■ **INSTRUCTIONS TO FOLLOW**
Return the exact lines spanning from the line with "Give me the" through the last line of the entries, boundaries included, and no others.

──────── GIVEN ENTRIES

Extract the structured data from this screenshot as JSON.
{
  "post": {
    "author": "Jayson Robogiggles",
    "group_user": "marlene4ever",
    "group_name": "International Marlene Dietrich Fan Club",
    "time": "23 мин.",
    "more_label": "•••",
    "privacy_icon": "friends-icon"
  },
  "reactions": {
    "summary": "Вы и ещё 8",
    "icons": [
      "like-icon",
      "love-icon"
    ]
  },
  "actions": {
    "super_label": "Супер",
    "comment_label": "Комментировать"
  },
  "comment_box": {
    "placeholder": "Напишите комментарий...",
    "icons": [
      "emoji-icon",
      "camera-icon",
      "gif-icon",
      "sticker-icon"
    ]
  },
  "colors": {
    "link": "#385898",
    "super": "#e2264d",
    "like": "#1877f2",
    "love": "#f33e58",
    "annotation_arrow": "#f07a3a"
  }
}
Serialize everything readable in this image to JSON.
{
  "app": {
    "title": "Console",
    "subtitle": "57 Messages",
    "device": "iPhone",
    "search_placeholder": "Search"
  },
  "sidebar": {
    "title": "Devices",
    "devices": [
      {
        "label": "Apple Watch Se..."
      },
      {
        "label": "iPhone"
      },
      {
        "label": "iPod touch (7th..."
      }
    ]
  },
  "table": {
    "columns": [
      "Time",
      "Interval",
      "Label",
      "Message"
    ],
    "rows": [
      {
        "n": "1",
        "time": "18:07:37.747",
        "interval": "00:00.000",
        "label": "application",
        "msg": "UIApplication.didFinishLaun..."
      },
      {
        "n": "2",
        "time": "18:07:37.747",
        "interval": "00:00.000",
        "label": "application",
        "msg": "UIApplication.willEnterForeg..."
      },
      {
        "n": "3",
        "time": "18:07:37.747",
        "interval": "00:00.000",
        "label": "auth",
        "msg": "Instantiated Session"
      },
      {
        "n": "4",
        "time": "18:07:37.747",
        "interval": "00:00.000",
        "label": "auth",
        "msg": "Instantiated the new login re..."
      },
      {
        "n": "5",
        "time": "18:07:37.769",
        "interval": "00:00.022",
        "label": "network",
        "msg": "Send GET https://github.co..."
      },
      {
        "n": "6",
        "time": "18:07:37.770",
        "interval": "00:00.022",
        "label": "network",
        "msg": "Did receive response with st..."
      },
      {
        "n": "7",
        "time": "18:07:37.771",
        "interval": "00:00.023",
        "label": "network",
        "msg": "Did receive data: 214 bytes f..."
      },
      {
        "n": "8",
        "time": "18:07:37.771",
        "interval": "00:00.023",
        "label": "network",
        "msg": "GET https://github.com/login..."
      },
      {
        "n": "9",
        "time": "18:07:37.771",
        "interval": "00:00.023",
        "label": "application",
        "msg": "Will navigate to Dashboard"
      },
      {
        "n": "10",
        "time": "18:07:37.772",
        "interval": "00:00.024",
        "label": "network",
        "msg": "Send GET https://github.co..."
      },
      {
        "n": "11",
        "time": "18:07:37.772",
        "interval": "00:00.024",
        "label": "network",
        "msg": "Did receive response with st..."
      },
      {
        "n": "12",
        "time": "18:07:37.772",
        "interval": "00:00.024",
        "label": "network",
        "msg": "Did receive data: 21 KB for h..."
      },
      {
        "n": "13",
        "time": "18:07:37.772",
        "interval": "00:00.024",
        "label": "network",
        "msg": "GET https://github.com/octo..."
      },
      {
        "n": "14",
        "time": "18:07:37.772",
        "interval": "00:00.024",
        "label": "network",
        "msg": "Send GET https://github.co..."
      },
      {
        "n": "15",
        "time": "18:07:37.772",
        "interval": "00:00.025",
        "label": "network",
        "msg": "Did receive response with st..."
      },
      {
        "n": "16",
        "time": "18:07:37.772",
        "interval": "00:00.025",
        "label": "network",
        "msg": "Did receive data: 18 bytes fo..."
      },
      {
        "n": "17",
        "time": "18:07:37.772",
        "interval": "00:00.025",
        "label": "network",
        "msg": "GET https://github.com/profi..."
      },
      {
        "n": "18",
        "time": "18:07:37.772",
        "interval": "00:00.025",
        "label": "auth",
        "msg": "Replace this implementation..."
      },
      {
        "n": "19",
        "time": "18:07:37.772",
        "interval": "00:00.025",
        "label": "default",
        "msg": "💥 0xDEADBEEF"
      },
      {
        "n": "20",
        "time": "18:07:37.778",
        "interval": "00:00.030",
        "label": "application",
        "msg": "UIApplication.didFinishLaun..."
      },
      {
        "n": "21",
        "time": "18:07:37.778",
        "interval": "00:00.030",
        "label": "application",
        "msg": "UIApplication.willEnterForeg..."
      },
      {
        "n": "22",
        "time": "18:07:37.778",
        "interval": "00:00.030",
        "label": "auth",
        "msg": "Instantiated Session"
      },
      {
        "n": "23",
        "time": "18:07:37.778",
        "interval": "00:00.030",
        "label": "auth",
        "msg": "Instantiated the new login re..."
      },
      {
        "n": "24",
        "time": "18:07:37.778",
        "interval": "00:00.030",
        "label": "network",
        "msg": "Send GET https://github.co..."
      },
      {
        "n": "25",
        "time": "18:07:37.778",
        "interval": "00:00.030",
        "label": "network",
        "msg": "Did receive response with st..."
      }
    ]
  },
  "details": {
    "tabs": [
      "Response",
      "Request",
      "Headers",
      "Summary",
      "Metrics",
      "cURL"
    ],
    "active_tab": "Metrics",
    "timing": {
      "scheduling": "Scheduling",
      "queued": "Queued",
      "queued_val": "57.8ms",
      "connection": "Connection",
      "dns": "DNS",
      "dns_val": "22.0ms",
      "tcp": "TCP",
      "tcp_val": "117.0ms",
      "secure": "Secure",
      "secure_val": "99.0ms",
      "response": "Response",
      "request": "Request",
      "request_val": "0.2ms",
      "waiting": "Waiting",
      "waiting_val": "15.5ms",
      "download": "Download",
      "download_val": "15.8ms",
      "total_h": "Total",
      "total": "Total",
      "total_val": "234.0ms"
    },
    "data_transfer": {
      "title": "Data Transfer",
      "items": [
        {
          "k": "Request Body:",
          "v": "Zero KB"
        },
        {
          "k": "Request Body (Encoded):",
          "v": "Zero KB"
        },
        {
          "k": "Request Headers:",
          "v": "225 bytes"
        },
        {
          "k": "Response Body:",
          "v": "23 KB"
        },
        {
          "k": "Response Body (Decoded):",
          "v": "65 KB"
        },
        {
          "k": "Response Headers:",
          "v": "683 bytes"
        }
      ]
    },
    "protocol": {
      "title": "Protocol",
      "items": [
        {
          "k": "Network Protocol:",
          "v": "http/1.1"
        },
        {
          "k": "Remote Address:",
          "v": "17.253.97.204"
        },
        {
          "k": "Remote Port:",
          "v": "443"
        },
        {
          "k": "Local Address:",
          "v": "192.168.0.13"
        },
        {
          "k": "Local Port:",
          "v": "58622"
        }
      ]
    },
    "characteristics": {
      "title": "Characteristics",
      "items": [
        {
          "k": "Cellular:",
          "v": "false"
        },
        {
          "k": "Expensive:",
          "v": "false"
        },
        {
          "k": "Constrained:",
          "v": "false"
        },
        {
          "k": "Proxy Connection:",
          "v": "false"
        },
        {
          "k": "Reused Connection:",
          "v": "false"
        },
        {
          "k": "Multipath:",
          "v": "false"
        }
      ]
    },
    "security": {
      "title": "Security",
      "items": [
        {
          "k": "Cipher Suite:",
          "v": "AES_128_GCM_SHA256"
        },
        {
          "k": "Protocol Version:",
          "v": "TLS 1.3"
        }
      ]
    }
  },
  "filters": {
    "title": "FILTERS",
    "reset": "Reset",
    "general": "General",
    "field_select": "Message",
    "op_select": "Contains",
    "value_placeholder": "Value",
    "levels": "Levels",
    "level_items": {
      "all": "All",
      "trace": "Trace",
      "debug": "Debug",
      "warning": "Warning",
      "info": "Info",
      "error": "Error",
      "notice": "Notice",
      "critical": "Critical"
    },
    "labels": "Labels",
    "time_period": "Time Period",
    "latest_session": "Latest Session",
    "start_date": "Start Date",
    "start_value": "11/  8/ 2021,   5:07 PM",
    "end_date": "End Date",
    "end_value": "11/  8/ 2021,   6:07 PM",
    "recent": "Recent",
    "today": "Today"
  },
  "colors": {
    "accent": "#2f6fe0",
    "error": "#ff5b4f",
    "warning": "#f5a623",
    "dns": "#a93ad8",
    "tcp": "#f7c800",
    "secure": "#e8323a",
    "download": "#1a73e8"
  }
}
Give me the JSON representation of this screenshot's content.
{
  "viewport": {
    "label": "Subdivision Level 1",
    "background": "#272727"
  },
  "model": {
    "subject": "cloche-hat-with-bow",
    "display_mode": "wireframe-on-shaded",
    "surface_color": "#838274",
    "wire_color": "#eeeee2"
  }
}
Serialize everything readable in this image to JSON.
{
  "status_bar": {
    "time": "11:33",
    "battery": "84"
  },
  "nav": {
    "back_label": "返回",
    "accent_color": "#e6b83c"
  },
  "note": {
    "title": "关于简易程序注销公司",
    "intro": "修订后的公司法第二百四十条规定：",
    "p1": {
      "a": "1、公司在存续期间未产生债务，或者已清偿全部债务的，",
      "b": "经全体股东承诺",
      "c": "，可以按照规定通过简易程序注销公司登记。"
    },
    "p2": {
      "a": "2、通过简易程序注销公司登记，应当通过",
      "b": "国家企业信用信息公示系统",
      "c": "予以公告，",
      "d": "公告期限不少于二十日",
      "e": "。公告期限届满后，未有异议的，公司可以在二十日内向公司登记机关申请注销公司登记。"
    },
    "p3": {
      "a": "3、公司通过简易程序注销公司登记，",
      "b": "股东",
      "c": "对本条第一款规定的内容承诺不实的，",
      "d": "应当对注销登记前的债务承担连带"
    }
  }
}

────────────────

■ **SOLUTION TO THIS TASK**
Give me the JSON representation of this screenshot's content.
{
  "viewport": {
    "label": "Subdivision Level 1",
    "background": "#272727"
  },
  "model": {
    "subject": "cloche-hat-with-bow",
    "display_mode": "wireframe-on-shaded",
    "surface_color": "#838274",
    "wire_color": "#eeeee2"
  }
}
Serialize everything readable in this image to JSON.
{
  "status_bar": {
    "time": "11:33",
    "battery": "84"
  },
  "nav": {
    "back_label": "返回",
    "accent_color": "#e6b83c"
  },
  "note": {
    "title": "关于简易程序注销公司",
    "intro": "修订后的公司法第二百四十条规定：",
    "p1": {
      "a": "1、公司在存续期间未产生债务，或者已清偿全部债务的，",
      "b": "经全体股东承诺",
      "c": "，可以按照规定通过简易程序注销公司登记。"
    },
    "p2": {
      "a": "2、通过简易程序注销公司登记，应当通过",
      "b": "国家企业信用信息公示系统",
      "c": "予以公告，",
      "d": "公告期限不少于二十日",
      "e": "。公告期限届满后，未有异议的，公司可以在二十日内向公司登记机关申请注销公司登记。"
    },
    "p3": {
      "a": "3、公司通过简易程序注销公司登记，",
      "b": "股东",
      "c": "对本条第一款规定的内容承诺不实的，",
      "d": "应当对注销登记前的债务承担连带"
    }
  }
}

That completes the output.